> [EXERCISE AIM] Print all of the data exactly.

-- begin TASK INPUT --

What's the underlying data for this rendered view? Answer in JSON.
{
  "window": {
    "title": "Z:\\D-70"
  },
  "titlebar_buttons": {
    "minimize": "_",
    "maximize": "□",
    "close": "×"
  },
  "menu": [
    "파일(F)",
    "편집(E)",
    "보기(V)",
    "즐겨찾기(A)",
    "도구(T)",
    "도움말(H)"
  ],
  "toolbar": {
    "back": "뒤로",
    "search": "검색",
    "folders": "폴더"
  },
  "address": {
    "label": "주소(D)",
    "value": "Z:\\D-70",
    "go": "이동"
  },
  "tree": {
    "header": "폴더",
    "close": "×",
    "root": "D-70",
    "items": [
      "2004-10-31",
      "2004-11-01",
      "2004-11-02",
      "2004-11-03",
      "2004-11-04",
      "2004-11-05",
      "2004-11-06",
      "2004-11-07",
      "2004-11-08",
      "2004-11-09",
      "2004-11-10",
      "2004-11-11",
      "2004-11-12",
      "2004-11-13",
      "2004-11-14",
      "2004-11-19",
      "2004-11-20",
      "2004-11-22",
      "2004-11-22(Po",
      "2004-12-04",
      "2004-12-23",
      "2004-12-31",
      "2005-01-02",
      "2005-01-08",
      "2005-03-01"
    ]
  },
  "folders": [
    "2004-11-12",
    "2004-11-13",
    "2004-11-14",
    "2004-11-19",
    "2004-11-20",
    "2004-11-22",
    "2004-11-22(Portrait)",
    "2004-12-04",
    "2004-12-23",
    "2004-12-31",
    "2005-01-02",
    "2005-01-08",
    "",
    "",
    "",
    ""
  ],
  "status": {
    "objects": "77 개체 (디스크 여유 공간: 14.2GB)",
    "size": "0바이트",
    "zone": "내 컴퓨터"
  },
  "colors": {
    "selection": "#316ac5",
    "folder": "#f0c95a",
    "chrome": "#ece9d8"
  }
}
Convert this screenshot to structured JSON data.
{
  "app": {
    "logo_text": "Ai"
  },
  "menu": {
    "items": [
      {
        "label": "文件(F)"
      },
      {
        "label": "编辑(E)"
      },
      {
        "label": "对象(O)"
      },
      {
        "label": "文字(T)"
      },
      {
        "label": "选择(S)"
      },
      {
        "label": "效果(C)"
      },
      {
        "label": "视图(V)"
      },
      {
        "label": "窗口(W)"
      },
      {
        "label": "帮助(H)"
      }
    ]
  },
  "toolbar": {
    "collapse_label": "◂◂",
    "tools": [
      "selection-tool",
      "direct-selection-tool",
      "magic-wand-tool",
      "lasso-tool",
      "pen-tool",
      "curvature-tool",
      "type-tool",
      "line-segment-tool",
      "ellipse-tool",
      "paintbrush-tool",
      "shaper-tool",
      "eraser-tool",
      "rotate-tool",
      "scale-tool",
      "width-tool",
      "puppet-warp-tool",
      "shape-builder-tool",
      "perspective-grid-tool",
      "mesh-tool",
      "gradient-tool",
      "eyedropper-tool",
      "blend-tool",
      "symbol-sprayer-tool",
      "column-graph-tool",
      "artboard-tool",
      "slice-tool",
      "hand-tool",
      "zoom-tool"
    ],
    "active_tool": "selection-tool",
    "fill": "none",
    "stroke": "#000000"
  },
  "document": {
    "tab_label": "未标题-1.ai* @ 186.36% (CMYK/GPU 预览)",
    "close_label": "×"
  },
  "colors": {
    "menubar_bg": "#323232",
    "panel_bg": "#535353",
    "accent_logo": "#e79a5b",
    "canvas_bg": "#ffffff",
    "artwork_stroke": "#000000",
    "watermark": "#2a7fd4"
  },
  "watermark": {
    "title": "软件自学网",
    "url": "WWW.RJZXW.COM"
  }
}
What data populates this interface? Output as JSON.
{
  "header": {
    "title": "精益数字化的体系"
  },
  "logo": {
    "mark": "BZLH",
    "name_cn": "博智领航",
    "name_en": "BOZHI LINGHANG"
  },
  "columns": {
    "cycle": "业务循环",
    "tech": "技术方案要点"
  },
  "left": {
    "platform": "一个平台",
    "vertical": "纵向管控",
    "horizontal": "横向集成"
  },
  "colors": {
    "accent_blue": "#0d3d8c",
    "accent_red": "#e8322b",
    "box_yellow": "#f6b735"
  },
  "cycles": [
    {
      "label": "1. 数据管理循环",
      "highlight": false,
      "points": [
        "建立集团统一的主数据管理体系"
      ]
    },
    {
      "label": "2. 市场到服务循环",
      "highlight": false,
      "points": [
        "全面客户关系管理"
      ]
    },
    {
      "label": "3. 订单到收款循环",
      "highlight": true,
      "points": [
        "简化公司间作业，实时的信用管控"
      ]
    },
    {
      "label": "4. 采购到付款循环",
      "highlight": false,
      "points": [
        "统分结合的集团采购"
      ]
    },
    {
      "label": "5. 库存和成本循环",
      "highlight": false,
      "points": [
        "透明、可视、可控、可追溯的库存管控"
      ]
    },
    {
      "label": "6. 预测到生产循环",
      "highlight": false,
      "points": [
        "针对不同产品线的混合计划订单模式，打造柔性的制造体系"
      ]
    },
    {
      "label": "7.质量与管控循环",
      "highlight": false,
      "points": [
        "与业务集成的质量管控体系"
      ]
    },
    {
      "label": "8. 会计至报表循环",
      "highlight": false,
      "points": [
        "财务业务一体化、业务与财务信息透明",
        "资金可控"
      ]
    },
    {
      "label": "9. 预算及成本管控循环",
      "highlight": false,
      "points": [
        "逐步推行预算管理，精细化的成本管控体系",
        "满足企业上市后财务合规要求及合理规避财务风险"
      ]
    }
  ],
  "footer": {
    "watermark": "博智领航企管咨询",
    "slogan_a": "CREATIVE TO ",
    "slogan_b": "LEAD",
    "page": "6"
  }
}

-- end TASK INPUT --

> [EXERCISE ANSWER]
What's the underlying data for this rendered view? Answer in JSON.
{
  "window": {
    "title": "Z:\\D-70"
  },
  "titlebar_buttons": {
    "minimize": "_",
    "maximize": "□",
    "close": "×"
  },
  "menu": [
    "파일(F)",
    "편집(E)",
    "보기(V)",
    "즐겨찾기(A)",
    "도구(T)",
    "도움말(H)"
  ],
  "toolbar": {
    "back": "뒤로",
    "search": "검색",
    "folders": "폴더"
  },
  "address": {
    "label": "주소(D)",
    "value": "Z:\\D-70",
    "go": "이동"
  },
  "tree": {
    "header": "폴더",
    "close": "×",
    "root": "D-70",
    "items": [
      "2004-10-31",
      "2004-11-01",
      "2004-11-02",
      "2004-11-03",
      "2004-11-04",
      "2004-11-05",
      "2004-11-06",
      "2004-11-07",
      "2004-11-08",
      "2004-11-09",
      "2004-11-10",
      "2004-11-11",
      "2004-11-12",
      "2004-11-13",
      "2004-11-14",
      "2004-11-19",
      "2004-11-20",
      "2004-11-22",
      "2004-11-22(Po",
      "2004-12-04",
      "2004-12-23",
      "2004-12-31",
      "2005-01-02",
      "2005-01-08",
      "2005-03-01"
    ]
  },
  "folders": [
    "2004-11-12",
    "2004-11-13",
    "2004-11-14",
    "2004-11-19",
    "2004-11-20",
    "2004-11-22",
    "2004-11-22(Portrait)",
    "2004-12-04",
    "2004-12-23",
    "2004-12-31",
    "2005-01-02",
    "2005-01-08",
    "",
    "",
    "",
    ""
  ],
  "status": {
    "objects": "77 개체 (디스크 여유 공간: 14.2GB)",
    "size": "0바이트",
    "zone": "내 컴퓨터"
  },
  "colors": {
    "selection": "#316ac5",
    "folder": "#f0c95a",
    "chrome": "#ece9d8"
  }
}
Convert this screenshot to structured JSON data.
{
  "app": {
    "logo_text": "Ai"
  },
  "menu": {
    "items": [
      {
        "label": "文件(F)"
      },
      {
        "label": "编辑(E)"
      },
      {
        "label": "对象(O)"
      },
      {
        "label": "文字(T)"
      },
      {
        "label": "选择(S)"
      },
      {
        "label": "效果(C)"
      },
      {
        "label": "视图(V)"
      },
      {
        "label": "窗口(W)"
      },
      {
        "label": "帮助(H)"
      }
    ]
  },
  "toolbar": {
    "collapse_label": "◂◂",
    "tools": [
      "selection-tool",
      "direct-selection-tool",
      "magic-wand-tool",
      "lasso-tool",
      "pen-tool",
      "curvature-tool",
      "type-tool",
      "line-segment-tool",
      "ellipse-tool",
      "paintbrush-tool",
      "shaper-tool",
      "eraser-tool",
      "rotate-tool",
      "scale-tool",
      "width-tool",
      "puppet-warp-tool",
      "shape-builder-tool",
      "perspective-grid-tool",
      "mesh-tool",
      "gradient-tool",
      "eyedropper-tool",
      "blend-tool",
      "symbol-sprayer-tool",
      "column-graph-tool",
      "artboard-tool",
      "slice-tool",
      "hand-tool",
      "zoom-tool"
    ],
    "active_tool": "selection-tool",
    "fill": "none",
    "stroke": "#000000"
  },
  "document": {
    "tab_label": "未标题-1.ai* @ 186.36% (CMYK/GPU 预览)",
    "close_label": "×"
  },
  "colors": {
    "menubar_bg": "#323232",
    "panel_bg": "#535353",
    "accent_logo": "#e79a5b",
    "canvas_bg": "#ffffff",
    "artwork_stroke": "#000000",
    "watermark": "#2a7fd4"
  },
  "watermark": {
    "title": "软件自学网",
    "url": "WWW.RJZXW.COM"
  }
}
What data populates this interface? Output as JSON.
{
  "header": {
    "title": "精益数字化的体系"
  },
  "logo": {
    "mark": "BZLH",
    "name_cn": "博智领航",
    "name_en": "BOZHI LINGHANG"
  },
  "columns": {
    "cycle": "业务循环",
    "tech": "技术方案要点"
  },
  "left": {
    "platform": "一个平台",
    "vertical": "纵向管控",
    "horizontal": "横向集成"
  },
  "colors": {
    "accent_blue": "#0d3d8c",
    "accent_red": "#e8322b",
    "box_yellow": "#f6b735"
  },
  "cycles": [
    {
      "label": "1. 数据管理循环",
      "highlight": false,
      "points": [
        "建立集团统一的主数据管理体系"
      ]
    },
    {
      "label": "2. 市场到服务循环",
      "highlight": false,
      "points": [
        "全面客户关系管理"
      ]
    },
    {
      "label": "3. 订单到收款循环",
      "highlight": true,
      "points": [
        "简化公司间作业，实时的信用管控"
      ]
    },
    {
      "label": "4. 采购到付款循环",
      "highlight": false,
      "points": [
        "统分结合的集团采购"
      ]
    },
    {
      "label": "5. 库存和成本循环",
      "highlight": false,
      "points": [
        "透明、可视、可控、可追溯的库存管控"
      ]
    },
    {
      "label": "6. 预测到生产循环",
      "highlight": false,
      "points": [
        "针对不同产品线的混合计划订单模式，打造柔性的制造体系"
      ]
    },
    {
      "label": "7.质量与管控循环",
      "highlight": false,
      "points": [
        "与业务集成的质量管控体系"
      ]
    },
    {
      "label": "8. 会计至报表循环",
      "highlight": false,
      "points": [
        "财务业务一体化、业务与财务信息透明",
        "资金可控"
      ]
    },
    {
      "label": "9. 预算及成本管控循环",
      "highlight": false,
      "points": [
        "逐步推行预算管理，精细化的成本管控体系",
        "满足企业上市后财务合规要求及合理规避财务风险"
      ]
    }
  ],
  "footer": {
    "watermark": "博智领航企管咨询",
    "slogan_a": "CREATIVE TO ",
    "slogan_b": "LEAD",
    "page": "6"
  }
}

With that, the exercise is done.